Consolidating Chinese character variants in preparation for nominative linkage

While carrying out nominative linkage of records of individuals in different editions of a database we are constructing, we ran into three types of problems:

Different variants of the same character were used when entering the same individual’s surname or given named in different editions, preventing a link from being made. This was sometimes the result of the coder’s keying, and in other cases, it seemed to reflect differences in the character in the original.
Keying mistakes by coders led to the occasional entry of a simplified character, when a traditional character should have been entered.
A character in an individual’s given name was replaced with a homonym, preventing a link from between made.

To deal with this, we wrote code in STATA to

Consolidate variants for the purpose of nominative linkage by replacing them to the most common variant that appears in our dataset. This isn’t necessarily the ‘right’ variant and we are only doing the replacement temporarily, when we do linkage. We preserve the original entry in the dataset. Since we are linking on surname, given name, and for anyone who wasn’t in the Banners, province and county of origin, we’re not too worried about the prospect of false positives created by linking someone to someone else who has the exact same province and county of origin, and identical other characters in their surname and given name, but whose name actually included the variant.

- Data records -
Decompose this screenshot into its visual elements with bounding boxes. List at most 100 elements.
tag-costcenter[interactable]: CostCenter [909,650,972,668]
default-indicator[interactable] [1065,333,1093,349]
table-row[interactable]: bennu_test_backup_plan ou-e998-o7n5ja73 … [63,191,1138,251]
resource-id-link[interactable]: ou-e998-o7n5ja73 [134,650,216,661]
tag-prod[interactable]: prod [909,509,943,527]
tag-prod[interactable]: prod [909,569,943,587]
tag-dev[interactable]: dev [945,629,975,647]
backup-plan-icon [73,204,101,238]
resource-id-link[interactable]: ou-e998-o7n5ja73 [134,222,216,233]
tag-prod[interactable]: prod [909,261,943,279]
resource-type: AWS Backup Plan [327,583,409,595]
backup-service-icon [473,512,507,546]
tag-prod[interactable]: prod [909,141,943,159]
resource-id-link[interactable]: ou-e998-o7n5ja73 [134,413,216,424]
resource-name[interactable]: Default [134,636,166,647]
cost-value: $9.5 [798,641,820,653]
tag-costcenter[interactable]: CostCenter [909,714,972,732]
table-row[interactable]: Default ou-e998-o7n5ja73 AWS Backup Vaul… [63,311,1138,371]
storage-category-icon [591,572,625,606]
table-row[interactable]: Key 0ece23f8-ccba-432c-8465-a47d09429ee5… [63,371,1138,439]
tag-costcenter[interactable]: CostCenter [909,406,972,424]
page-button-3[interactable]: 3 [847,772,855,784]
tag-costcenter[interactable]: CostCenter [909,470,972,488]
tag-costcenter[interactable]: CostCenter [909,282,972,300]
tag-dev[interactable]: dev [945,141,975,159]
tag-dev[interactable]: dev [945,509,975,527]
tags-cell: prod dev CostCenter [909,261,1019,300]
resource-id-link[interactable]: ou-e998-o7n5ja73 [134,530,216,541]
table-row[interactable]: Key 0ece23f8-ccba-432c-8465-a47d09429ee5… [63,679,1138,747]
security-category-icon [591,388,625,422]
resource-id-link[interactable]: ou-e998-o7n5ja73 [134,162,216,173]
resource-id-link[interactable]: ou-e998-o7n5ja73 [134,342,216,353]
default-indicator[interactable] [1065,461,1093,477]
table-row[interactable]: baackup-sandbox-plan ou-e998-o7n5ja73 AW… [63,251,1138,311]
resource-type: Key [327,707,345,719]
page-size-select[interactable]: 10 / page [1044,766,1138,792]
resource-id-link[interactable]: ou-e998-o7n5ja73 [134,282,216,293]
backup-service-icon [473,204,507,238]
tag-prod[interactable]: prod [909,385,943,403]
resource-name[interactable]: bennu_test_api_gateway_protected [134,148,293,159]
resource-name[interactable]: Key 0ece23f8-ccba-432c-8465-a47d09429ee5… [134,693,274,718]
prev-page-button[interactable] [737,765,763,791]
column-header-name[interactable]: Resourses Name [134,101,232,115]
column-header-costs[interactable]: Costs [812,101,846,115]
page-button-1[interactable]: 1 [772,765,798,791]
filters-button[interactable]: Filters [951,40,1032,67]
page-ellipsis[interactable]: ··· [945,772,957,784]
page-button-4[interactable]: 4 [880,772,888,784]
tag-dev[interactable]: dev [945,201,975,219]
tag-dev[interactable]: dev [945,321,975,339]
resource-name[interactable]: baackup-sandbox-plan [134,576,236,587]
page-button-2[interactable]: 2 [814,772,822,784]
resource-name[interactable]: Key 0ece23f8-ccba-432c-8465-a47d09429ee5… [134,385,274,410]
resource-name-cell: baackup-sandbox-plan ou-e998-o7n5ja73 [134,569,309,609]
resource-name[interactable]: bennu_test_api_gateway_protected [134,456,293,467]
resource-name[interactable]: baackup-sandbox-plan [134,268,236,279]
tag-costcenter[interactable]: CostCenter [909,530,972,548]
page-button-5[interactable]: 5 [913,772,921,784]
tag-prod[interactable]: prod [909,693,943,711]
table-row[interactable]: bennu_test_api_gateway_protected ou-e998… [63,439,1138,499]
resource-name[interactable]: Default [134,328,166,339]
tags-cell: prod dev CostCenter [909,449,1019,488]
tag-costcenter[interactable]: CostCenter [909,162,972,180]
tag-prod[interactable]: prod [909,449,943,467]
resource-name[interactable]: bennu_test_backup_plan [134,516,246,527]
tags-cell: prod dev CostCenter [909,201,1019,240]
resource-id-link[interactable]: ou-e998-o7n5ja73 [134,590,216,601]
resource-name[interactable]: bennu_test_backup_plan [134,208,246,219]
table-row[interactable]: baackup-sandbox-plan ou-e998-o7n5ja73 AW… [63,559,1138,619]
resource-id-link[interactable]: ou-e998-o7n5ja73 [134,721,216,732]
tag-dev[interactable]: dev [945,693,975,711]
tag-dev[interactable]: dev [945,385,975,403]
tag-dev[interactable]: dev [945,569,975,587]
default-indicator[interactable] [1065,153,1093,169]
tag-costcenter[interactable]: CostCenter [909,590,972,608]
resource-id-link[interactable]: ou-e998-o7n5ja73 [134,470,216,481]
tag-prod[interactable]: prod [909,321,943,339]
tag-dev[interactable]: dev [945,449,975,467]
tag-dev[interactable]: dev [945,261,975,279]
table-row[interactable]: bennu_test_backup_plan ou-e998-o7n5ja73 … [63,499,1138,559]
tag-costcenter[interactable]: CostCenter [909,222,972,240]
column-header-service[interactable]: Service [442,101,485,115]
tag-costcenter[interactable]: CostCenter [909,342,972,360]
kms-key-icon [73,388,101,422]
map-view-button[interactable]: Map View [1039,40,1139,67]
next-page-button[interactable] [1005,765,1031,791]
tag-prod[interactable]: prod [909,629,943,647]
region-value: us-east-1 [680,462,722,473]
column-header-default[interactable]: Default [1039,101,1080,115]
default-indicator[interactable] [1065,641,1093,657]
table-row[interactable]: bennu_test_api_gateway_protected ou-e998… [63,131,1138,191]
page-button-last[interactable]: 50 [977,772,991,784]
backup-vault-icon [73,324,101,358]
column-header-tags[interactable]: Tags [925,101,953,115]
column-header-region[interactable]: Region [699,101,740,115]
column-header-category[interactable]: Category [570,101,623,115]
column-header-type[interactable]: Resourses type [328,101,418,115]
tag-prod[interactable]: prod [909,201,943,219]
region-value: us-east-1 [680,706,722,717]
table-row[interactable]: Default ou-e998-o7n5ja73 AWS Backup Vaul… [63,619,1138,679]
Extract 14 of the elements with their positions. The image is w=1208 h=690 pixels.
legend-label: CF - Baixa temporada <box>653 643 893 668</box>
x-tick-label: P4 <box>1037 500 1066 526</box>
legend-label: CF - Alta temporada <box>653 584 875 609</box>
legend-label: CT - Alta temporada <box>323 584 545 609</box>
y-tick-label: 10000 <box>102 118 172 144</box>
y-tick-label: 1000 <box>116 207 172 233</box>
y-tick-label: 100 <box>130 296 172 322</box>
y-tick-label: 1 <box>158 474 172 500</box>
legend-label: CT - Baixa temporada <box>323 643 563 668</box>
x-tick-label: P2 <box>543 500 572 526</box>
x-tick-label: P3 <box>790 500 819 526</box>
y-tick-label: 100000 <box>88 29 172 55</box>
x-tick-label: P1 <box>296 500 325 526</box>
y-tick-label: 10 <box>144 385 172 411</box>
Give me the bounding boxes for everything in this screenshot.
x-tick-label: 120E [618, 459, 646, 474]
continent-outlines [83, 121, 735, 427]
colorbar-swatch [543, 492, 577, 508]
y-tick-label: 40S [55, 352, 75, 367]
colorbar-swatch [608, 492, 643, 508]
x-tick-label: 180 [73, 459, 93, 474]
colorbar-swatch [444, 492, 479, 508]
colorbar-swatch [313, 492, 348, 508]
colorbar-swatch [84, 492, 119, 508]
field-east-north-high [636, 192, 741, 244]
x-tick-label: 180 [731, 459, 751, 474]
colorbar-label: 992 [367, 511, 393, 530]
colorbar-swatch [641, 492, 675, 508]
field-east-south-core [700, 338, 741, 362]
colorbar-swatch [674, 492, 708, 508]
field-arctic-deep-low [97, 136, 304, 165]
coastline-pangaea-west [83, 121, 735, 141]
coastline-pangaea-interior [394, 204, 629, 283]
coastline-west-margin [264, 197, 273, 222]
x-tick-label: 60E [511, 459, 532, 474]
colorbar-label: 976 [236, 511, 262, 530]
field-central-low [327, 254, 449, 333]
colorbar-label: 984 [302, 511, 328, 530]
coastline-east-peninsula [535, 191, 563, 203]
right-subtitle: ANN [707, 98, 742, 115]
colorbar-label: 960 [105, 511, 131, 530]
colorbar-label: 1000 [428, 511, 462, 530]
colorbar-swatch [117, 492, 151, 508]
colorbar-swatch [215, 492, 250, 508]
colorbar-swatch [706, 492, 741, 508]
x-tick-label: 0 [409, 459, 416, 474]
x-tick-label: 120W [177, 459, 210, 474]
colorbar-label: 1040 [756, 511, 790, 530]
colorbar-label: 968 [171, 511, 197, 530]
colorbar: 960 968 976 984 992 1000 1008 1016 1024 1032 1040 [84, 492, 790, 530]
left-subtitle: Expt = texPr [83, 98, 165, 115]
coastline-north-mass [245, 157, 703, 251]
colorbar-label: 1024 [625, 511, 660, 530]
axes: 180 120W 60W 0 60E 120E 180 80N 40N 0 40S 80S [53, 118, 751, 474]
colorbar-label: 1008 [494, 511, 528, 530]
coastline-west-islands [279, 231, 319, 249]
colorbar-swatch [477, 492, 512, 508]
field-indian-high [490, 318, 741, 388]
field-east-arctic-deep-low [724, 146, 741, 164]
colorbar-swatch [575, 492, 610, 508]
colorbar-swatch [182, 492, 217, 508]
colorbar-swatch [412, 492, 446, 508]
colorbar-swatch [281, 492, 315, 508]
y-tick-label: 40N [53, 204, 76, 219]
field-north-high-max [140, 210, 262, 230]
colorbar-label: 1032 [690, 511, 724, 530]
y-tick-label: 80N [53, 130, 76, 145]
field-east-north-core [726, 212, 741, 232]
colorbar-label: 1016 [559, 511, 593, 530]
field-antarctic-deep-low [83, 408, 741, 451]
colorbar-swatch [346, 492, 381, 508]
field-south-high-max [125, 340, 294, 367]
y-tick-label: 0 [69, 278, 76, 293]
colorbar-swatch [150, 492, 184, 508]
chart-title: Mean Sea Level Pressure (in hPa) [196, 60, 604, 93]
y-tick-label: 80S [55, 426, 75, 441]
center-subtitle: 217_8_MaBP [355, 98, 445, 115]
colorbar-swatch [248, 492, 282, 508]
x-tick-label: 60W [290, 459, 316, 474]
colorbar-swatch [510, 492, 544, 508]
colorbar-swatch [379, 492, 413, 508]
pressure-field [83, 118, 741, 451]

- Exercise tasks -
1. Reproduce the text on consolidating Chinese character variants in full, word for word.
2. Transcribe the stretch of the entries from their first line through the line containing "default-indicator[interactable] [1065,333,1093,349]", word for word.
The text and the entries are unrelated and come from separate sources.

- Outputs in order -
1.
Consolidating Chinese character variants in preparation for nominative linkage

While carrying out nominative linkage of records of individuals in different editions of a database we are constructing, we ran into three types of problems:

Different variants of the same character were used when entering the same individual’s surname or given named in different editions, preventing a link from being made. This was sometimes the result of the coder’s keying, and in other cases, it seemed to reflect differences in the character in the original.
Keying mistakes by coders led to the occasional entry of a simplified character, when a traditional character should have been entered.
A character in an individual’s given name was replaced with a homonym, preventing a link from between made.

To deal with this, we wrote code in STATA to

Consolidate variants for the purpose of nominative linkage by replacing them to the most common variant that appears in our dataset. This isn’t necessarily the ‘right’ variant and we are only doing the replacement temporarily, when we do linkage. We preserve the original entry in the dataset. Since we are linking on surname, given name, and for anyone who wasn’t in the Banners, province and county of origin, we’re not too worried about the prospect of false positives created by linking someone to someone else who has the exact same province and county of origin, and identical other characters in their surname and given name, but whose name actually included the variant.

2.
Decompose this screenshot into its visual elements with bounding boxes. List at most 100 elements.
tag-costcenter[interactable]: CostCenter [909,650,972,668]
default-indicator[interactable] [1065,333,1093,349]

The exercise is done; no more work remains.